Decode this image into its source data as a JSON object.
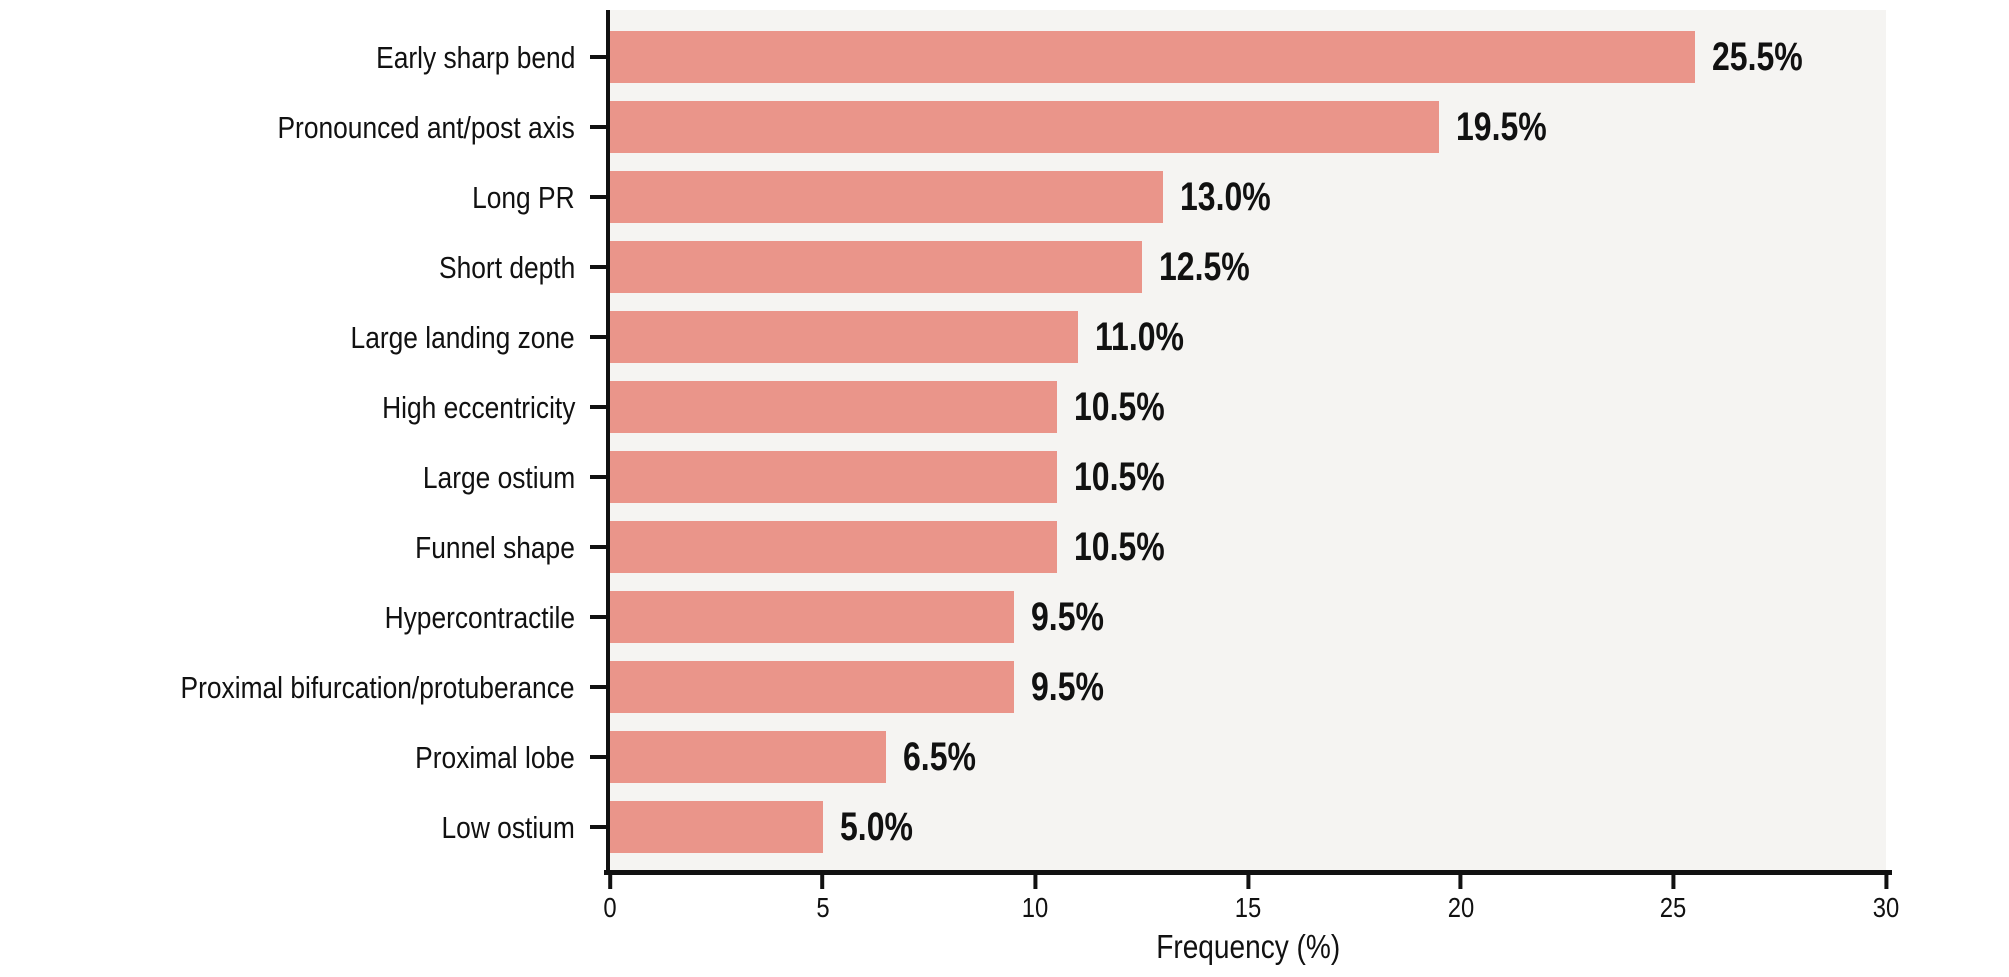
{
  "chart_data": {
    "type": "bar",
    "orientation": "horizontal",
    "title": "",
    "xlabel": "Frequency (%)",
    "ylabel": "",
    "xlim": [
      0,
      30
    ],
    "xticks": [
      0,
      5,
      10,
      15,
      20,
      25,
      30
    ],
    "xtick_labels": [
      "0",
      "5",
      "10",
      "15",
      "20",
      "25",
      "30"
    ],
    "grid": false,
    "legend": false,
    "categories": [
      "Early sharp bend",
      "Pronounced ant/post axis",
      "Long PR",
      "Short depth",
      "Large landing zone",
      "High eccentricity",
      "Large ostium",
      "Funnel shape",
      "Hypercontractile",
      "Proximal bifurcation/protuberance",
      "Proximal lobe",
      "Low ostium"
    ],
    "values": [
      25.5,
      19.5,
      13.0,
      12.5,
      11.0,
      10.5,
      10.5,
      10.5,
      9.5,
      9.5,
      6.5,
      5.0
    ],
    "value_labels": [
      "25.5%",
      "19.5%",
      "13.0%",
      "12.5%",
      "11.0%",
      "10.5%",
      "10.5%",
      "10.5%",
      "9.5%",
      "9.5%",
      "6.5%",
      "5.0%"
    ],
    "colors": {
      "bar": "#EA958A",
      "plot_background": "#F5F4F2",
      "page_background": "#FFFFFF",
      "axis": "#111111",
      "text": "#111111"
    }
  }
}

══════════════════════════════

(GOAL)
Copy out the data above exactly, except the pictures.

(RESPONSE)
Decode this image into its source data as a JSON object.
{
  "chart_data": {
    "type": "bar",
    "orientation": "horizontal",
    "title": "",
    "xlabel": "Frequency (%)",
    "ylabel": "",
    "xlim": [
      0,
      30
    ],
    "xticks": [
      0,
      5,
      10,
      15,
      20,
      25,
      30
    ],
    "xtick_labels": [
      "0",
      "5",
      "10",
      "15",
      "20",
      "25",
      "30"
    ],
    "grid": false,
    "legend": false,
    "categories": [
      "Early sharp bend",
      "Pronounced ant/post axis",
      "Long PR",
      "Short depth",
      "Large landing zone",
      "High eccentricity",
      "Large ostium",
      "Funnel shape",
      "Hypercontractile",
      "Proximal bifurcation/protuberance",
      "Proximal lobe",
      "Low ostium"
    ],
    "values": [
      25.5,
      19.5,
      13.0,
      12.5,
      11.0,
      10.5,
      10.5,
      10.5,
      9.5,
      9.5,
      6.5,
      5.0
    ],
    "value_labels": [
      "25.5%",
      "19.5%",
      "13.0%",
      "12.5%",
      "11.0%",
      "10.5%",
      "10.5%",
      "10.5%",
      "9.5%",
      "9.5%",
      "6.5%",
      "5.0%"
    ],
    "colors": {
      "bar": "#EA958A",
      "plot_background": "#F5F4F2",
      "page_background": "#FFFFFF",
      "axis": "#111111",
      "text": "#111111"
    }
  }
}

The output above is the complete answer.